*** Material shown

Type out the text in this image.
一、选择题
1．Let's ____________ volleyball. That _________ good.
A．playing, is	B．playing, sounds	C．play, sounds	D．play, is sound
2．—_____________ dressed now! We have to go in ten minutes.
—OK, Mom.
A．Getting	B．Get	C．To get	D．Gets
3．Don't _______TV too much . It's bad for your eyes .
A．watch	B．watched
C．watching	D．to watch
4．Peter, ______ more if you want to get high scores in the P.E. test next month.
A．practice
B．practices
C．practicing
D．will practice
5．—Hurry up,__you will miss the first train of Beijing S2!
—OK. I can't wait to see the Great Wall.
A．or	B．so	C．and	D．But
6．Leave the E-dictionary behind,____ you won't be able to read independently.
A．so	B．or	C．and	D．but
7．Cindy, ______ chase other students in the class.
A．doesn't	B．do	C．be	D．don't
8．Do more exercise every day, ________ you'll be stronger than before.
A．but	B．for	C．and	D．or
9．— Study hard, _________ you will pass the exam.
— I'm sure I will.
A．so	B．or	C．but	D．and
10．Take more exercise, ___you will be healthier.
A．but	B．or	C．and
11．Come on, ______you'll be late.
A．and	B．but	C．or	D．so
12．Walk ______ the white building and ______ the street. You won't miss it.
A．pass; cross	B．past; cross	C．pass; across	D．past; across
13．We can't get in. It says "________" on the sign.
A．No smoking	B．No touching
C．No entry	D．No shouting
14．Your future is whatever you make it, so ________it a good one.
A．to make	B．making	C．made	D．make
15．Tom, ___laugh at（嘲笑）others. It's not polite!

******

Repeat the data precisely, line by line.

[Written solution]
Type out the text in this image.
一、选择题
1．Let's ____________ volleyball. That _________ good.
A．playing, is	B．playing, sounds	C．play, sounds	D．play, is sound
2．—_____________ dressed now! We have to go in ten minutes.
—OK, Mom.
A．Getting	B．Get	C．To get	D．Gets
3．Don't _______TV too much . It's bad for your eyes .
A．watch	B．watched
C．watching	D．to watch
4．Peter, ______ more if you want to get high scores in the P.E. test next month.
A．practice
B．practices
C．practicing
D．will practice
5．—Hurry up,__you will miss the first train of Beijing S2!
—OK. I can't wait to see the Great Wall.
A．or	B．so	C．and	D．But
6．Leave the E-dictionary behind,____ you won't be able to read independently.
A．so	B．or	C．and	D．but
7．Cindy, ______ chase other students in the class.
A．doesn't	B．do	C．be	D．don't
8．Do more exercise every day, ________ you'll be stronger than before.
A．but	B．for	C．and	D．or
9．— Study hard, _________ you will pass the exam.
— I'm sure I will.
A．so	B．or	C．but	D．and
10．Take more exercise, ___you will be healthier.
A．but	B．or	C．and
11．Come on, ______you'll be late.
A．and	B．but	C．or	D．so
12．Walk ______ the white building and ______ the street. You won't miss it.
A．pass; cross	B．past; cross	C．pass; across	D．past; across
13．We can't get in. It says "________" on the sign.
A．No smoking	B．No touching
C．No entry	D．No shouting
14．Your future is whatever you make it, so ________it a good one.
A．to make	B．making	C．made	D．make
15．Tom, ___laugh at（嘲笑）others. It's not polite!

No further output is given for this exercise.